**** Given records
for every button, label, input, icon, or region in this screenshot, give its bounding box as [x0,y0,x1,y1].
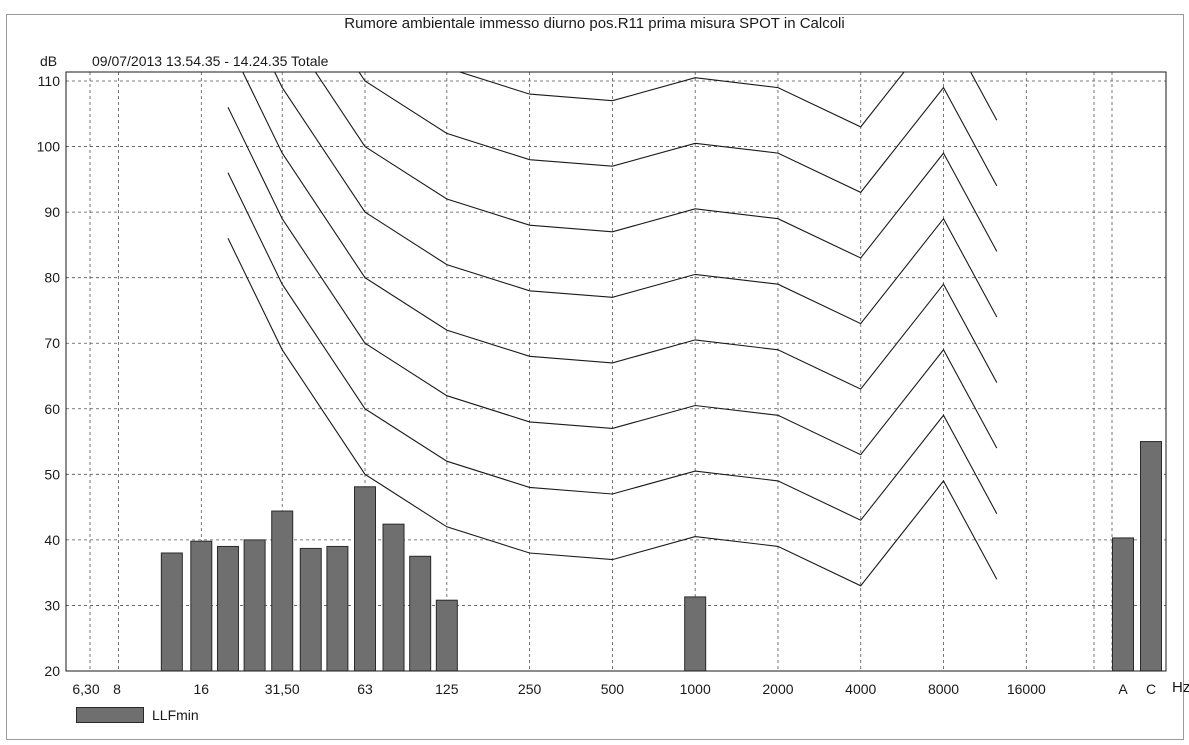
bar-band-125 [435,599,458,672]
y-tick-label: 110 [38,73,61,89]
y-tick-label: 20 [44,663,60,679]
bar-band-1000 [684,596,707,672]
iso-curve [227,238,998,587]
x-tick-label: 16 [194,681,210,697]
y-tick-label: 70 [44,335,60,351]
iso-curve [227,106,998,456]
x-tick-label: 6,30 [72,681,99,697]
bar-band-100 [409,555,432,672]
x-tick-label: 125 [435,681,459,697]
bar-band-25 [243,539,266,672]
y-tick-label: 100 [37,139,61,155]
y-tick-label: 90 [44,204,60,220]
y-tick-label: 80 [44,270,60,286]
iso-curve [242,72,998,390]
bar-band-20 [216,545,239,672]
iso-curve [274,72,998,325]
x-tick-label: A [1118,681,1128,697]
x-tick-label: 2000 [762,681,793,697]
x-tick-label: 8000 [928,681,959,697]
bar-total-C [1140,441,1162,672]
plot-area-border [65,71,1167,672]
bar-band-40 [299,547,322,672]
x-tick-label: 31,50 [265,681,300,697]
y-axis-unit-label: dB [40,53,58,69]
x-tick-label: 8 [113,681,121,697]
chart-frame [6,14,1184,740]
chart-title: Rumore ambientale immesso diurno pos.R11… [344,15,845,32]
iso-curve [457,72,998,128]
bar-band-50 [326,545,349,672]
bar-band-63 [354,486,376,672]
x-tick-label: 250 [518,681,542,697]
legend: LLFmin [76,706,199,724]
iso-curve [314,72,998,259]
x-tick-label: C [1146,681,1156,697]
iso-curve [227,172,998,521]
y-tick-label: 50 [44,466,60,482]
x-tick-label: 1000 [680,681,711,697]
y-tick-label: 60 [44,401,60,417]
x-tick-label: 4000 [845,681,876,697]
iso-curve [358,72,998,194]
bar-band-16 [190,540,213,672]
y-tick-label: 40 [44,532,60,548]
bar-band-12.5 [160,552,183,672]
x-axis-unit-label: Hz [1172,679,1189,696]
x-tick-label: 63 [357,681,373,697]
y-tick-label: 30 [44,597,60,613]
legend-label: LLFmin [152,707,199,723]
x-tick-label: 500 [601,681,625,697]
chart-subtitle: 09/07/2013 13.54.35 - 14.24.35 Totale [92,53,329,69]
iso-curve [228,0,997,61]
bar-total-A [1112,537,1134,672]
bar-band-31.5 [271,510,294,672]
bar-band-80 [382,523,405,672]
legend-swatch [76,707,144,723]
x-tick-label: 16000 [1007,681,1046,697]
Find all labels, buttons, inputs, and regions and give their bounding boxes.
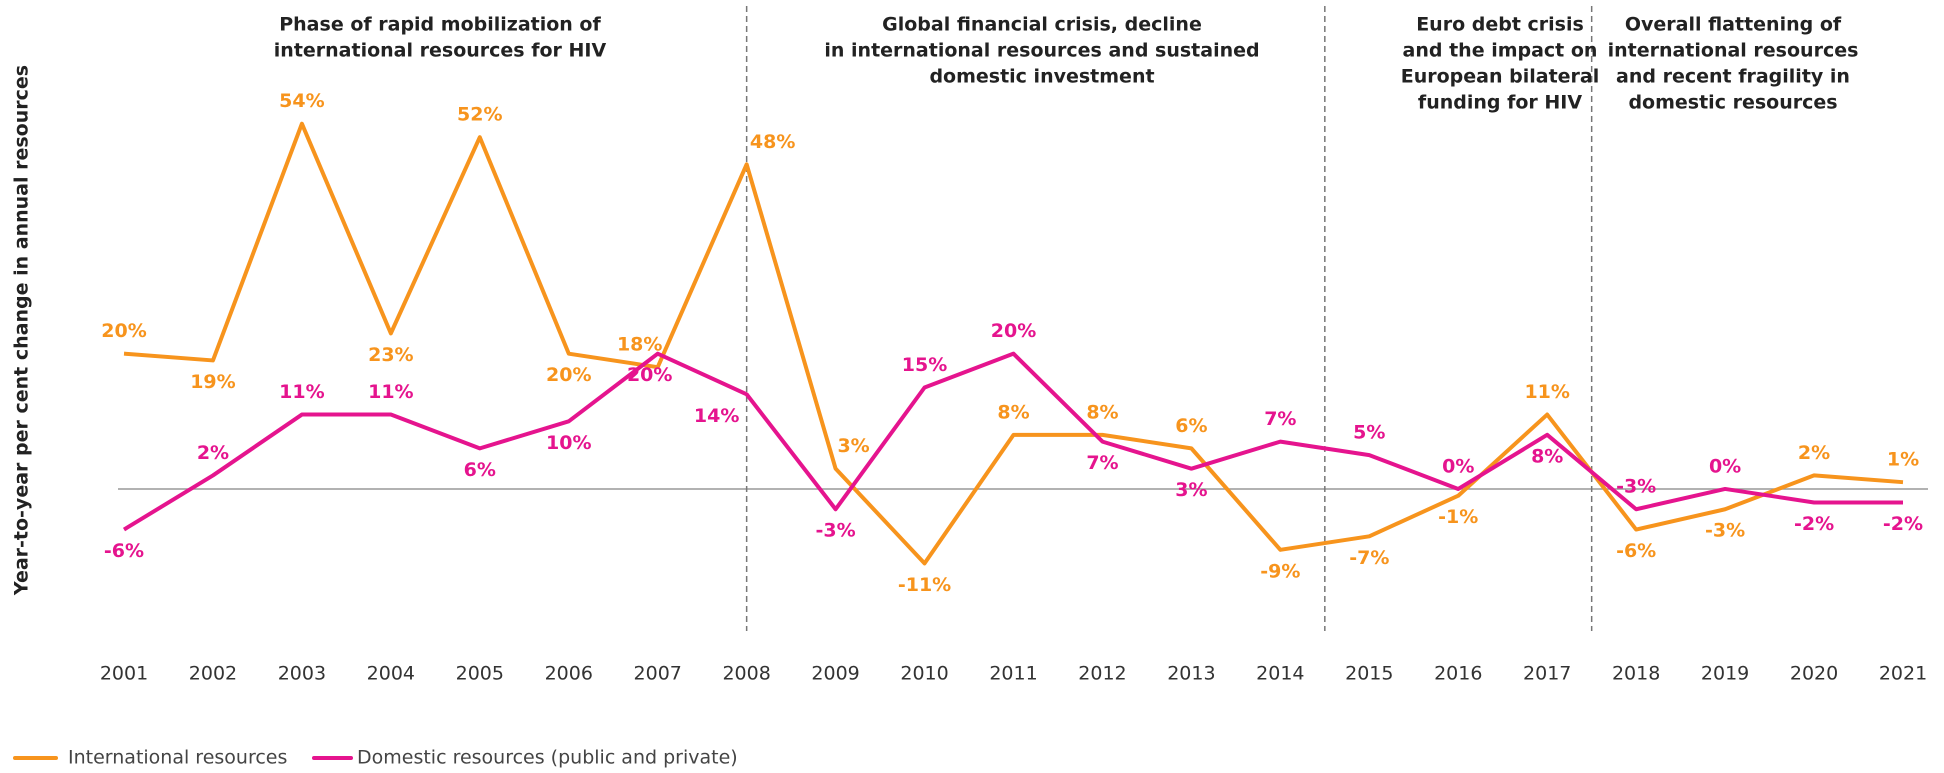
data-label: 19% xyxy=(190,371,235,393)
phase-annotation: and recent fragility in xyxy=(1616,66,1850,88)
data-label: -1% xyxy=(1438,506,1478,528)
x-tick-label: 2017 xyxy=(1523,663,1571,685)
data-label: 3% xyxy=(837,435,869,457)
data-label: 7% xyxy=(1086,452,1118,474)
data-label: 14% xyxy=(694,405,739,427)
phase-annotation: Phase of rapid mobilization of xyxy=(279,14,601,36)
phase-annotation: international resources xyxy=(1608,40,1859,62)
phase-annotation: Global financial crisis, decline xyxy=(882,14,1202,36)
data-label: 8% xyxy=(1086,401,1118,423)
phase-annotation: funding for HIV xyxy=(1418,92,1582,114)
phase-annotation: domestic resources xyxy=(1628,92,1837,114)
data-label: 5% xyxy=(1353,422,1385,444)
data-label: -2% xyxy=(1883,513,1923,535)
data-label: 18% xyxy=(617,334,662,356)
data-label: -9% xyxy=(1260,560,1300,582)
data-label: -7% xyxy=(1349,547,1389,569)
phase-annotation: in international resources and sustained xyxy=(824,40,1259,62)
x-tick-label: 2002 xyxy=(189,663,237,685)
series-line xyxy=(122,351,1903,532)
data-label: 20% xyxy=(546,364,591,386)
data-label: -2% xyxy=(1794,513,1834,535)
data-label: 3% xyxy=(1175,479,1207,501)
data-label: 10% xyxy=(546,432,591,454)
data-label: -6% xyxy=(104,540,144,562)
legend-label: International resources xyxy=(68,747,287,769)
data-label: 8% xyxy=(997,401,1029,423)
phase-annotation: Overall flattening of xyxy=(1625,14,1842,36)
data-label: 7% xyxy=(1264,408,1296,430)
data-label: 20% xyxy=(627,364,672,386)
data-label: 11% xyxy=(1524,381,1569,403)
data-label: -11% xyxy=(898,574,951,596)
x-tick-label: 2006 xyxy=(545,663,593,685)
x-tick-label: 2011 xyxy=(989,663,1037,685)
x-tick-label: 2010 xyxy=(900,663,948,685)
data-label: 11% xyxy=(279,381,324,403)
data-label: 0% xyxy=(1442,455,1474,477)
series-line xyxy=(123,121,1904,566)
data-label: 48% xyxy=(750,131,795,153)
x-tick-label: 2009 xyxy=(811,663,859,685)
x-tick-label: 2021 xyxy=(1879,663,1927,685)
data-label: 6% xyxy=(1175,415,1207,437)
x-tick-label: 2003 xyxy=(278,663,326,685)
x-tick-label: 2016 xyxy=(1434,663,1482,685)
data-label: 11% xyxy=(368,381,413,403)
data-label: 20% xyxy=(991,320,1036,342)
data-label: -3% xyxy=(1616,476,1656,498)
phase-annotation: domestic investment xyxy=(929,66,1154,88)
x-tick-label: 2007 xyxy=(634,663,682,685)
x-tick-label: 2004 xyxy=(367,663,415,685)
phase-annotation: and the impact on xyxy=(1403,40,1598,62)
x-tick-label: 2008 xyxy=(722,663,770,685)
x-tick-label: 2014 xyxy=(1256,663,1304,685)
data-label: 1% xyxy=(1887,449,1919,471)
data-label: -3% xyxy=(1705,520,1745,542)
data-label: 2% xyxy=(1798,442,1830,464)
data-label: -3% xyxy=(816,520,856,542)
phase-annotation: Euro debt crisis xyxy=(1416,14,1584,36)
data-label: 15% xyxy=(902,354,947,376)
x-tick-label: 2001 xyxy=(100,663,148,685)
x-tick-label: 2018 xyxy=(1612,663,1660,685)
data-label: 54% xyxy=(279,90,324,112)
x-tick-label: 2020 xyxy=(1790,663,1838,685)
data-label: 20% xyxy=(101,320,146,342)
data-label: 2% xyxy=(197,442,229,464)
y-axis-label: Year-to-year per cent change in annual r… xyxy=(11,65,33,596)
x-tick-label: 2015 xyxy=(1345,663,1393,685)
phase-annotation: international resources for HIV xyxy=(274,40,607,62)
x-tick-label: 2019 xyxy=(1701,663,1749,685)
data-label: 23% xyxy=(368,344,413,366)
data-label: 52% xyxy=(457,104,502,126)
phase-annotation: European bilateral xyxy=(1401,66,1600,88)
data-label: 8% xyxy=(1531,445,1563,467)
x-tick-label: 2013 xyxy=(1167,663,1215,685)
data-label: 6% xyxy=(464,459,496,481)
data-label: -6% xyxy=(1616,540,1656,562)
legend-label: Domestic resources (public and private) xyxy=(357,747,738,769)
data-label: 0% xyxy=(1709,455,1741,477)
x-tick-label: 2012 xyxy=(1078,663,1126,685)
x-tick-label: 2005 xyxy=(456,663,504,685)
********
» Exercise instructions: Pick out every line of the listing that contains the string "crisis". Case counts.

» The solution:
phase-annotation: Global financial crisis, decline xyxy=(882,14,1202,36)
phase-annotation: Euro debt crisis xyxy=(1416,14,1584,36)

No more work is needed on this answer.